#### TASK GOAL:
Copy each line that contains the word "icon".

(Collected data)

● ● ● ● ●

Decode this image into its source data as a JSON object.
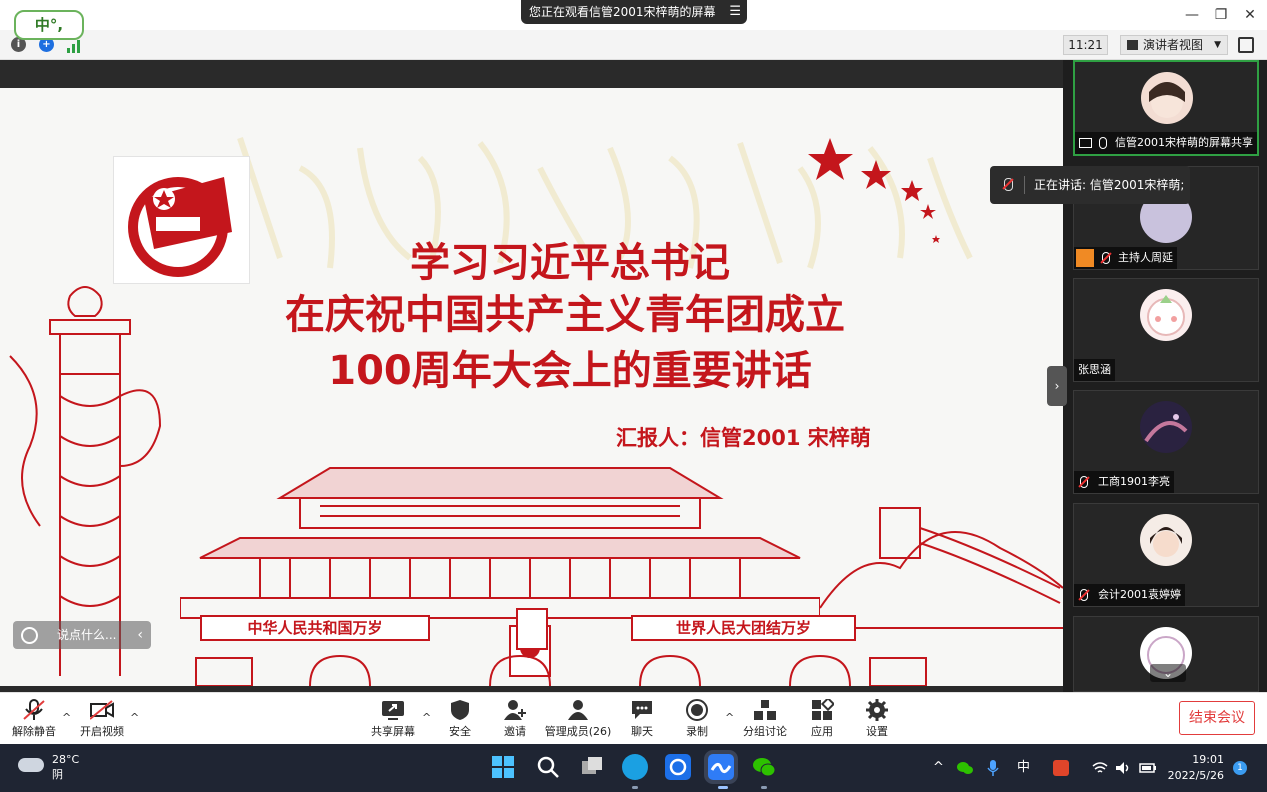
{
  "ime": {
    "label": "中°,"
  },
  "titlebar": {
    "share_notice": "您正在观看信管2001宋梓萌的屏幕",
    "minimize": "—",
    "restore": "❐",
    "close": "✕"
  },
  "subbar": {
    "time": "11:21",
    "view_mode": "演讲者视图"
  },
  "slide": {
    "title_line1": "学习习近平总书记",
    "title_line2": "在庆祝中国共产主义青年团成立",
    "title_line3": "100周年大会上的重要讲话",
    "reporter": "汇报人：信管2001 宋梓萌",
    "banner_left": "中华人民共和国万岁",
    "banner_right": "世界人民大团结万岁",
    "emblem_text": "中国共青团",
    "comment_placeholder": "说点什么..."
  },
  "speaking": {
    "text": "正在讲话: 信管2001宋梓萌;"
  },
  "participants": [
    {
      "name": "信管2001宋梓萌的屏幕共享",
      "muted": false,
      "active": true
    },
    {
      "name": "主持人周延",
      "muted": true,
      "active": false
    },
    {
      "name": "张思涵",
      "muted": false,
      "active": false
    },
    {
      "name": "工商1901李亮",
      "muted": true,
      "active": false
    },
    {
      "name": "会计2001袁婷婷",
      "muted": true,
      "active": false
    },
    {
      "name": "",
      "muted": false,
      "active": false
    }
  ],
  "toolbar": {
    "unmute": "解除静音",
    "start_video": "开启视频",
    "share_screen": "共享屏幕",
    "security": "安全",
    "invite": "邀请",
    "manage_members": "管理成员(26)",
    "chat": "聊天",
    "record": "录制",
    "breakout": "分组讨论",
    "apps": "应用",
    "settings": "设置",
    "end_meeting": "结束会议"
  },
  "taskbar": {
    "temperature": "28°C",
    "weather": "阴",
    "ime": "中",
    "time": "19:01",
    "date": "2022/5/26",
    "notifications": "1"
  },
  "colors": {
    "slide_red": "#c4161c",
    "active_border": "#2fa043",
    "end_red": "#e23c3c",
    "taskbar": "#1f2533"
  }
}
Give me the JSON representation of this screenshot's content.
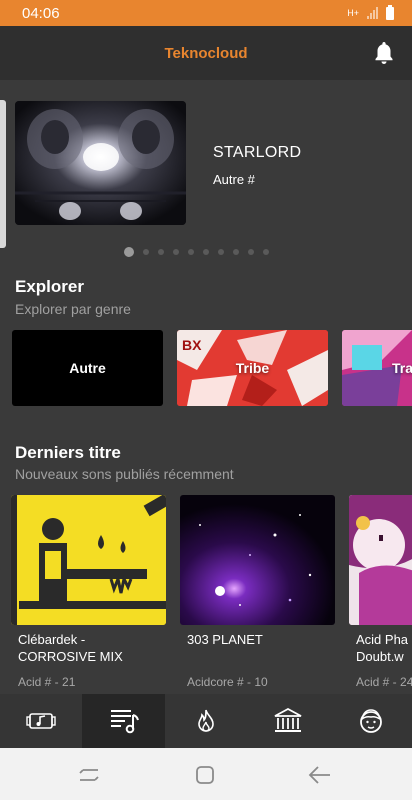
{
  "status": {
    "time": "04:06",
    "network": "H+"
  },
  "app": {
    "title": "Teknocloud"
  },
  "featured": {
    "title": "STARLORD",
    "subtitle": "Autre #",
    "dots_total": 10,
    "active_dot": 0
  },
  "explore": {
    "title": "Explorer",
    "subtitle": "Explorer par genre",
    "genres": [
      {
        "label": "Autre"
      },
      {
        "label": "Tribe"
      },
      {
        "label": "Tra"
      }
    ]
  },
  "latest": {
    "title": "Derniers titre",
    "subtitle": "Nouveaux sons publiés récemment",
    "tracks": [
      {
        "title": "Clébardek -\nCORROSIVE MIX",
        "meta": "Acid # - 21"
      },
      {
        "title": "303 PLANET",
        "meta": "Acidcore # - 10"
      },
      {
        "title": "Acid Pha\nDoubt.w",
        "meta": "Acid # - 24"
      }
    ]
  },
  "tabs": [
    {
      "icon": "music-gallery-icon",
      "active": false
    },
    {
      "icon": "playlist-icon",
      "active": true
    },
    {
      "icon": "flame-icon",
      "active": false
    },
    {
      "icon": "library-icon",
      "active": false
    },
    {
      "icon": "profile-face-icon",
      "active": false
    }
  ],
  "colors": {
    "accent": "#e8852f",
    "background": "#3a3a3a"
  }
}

● ● ● ● ●

#### RESULT BELOW:
      "icon": "music-gallery-icon",
      "icon": "playlist-icon",
      "icon": "flame-icon",
      "icon": "library-icon",
      "icon": "profile-face-icon",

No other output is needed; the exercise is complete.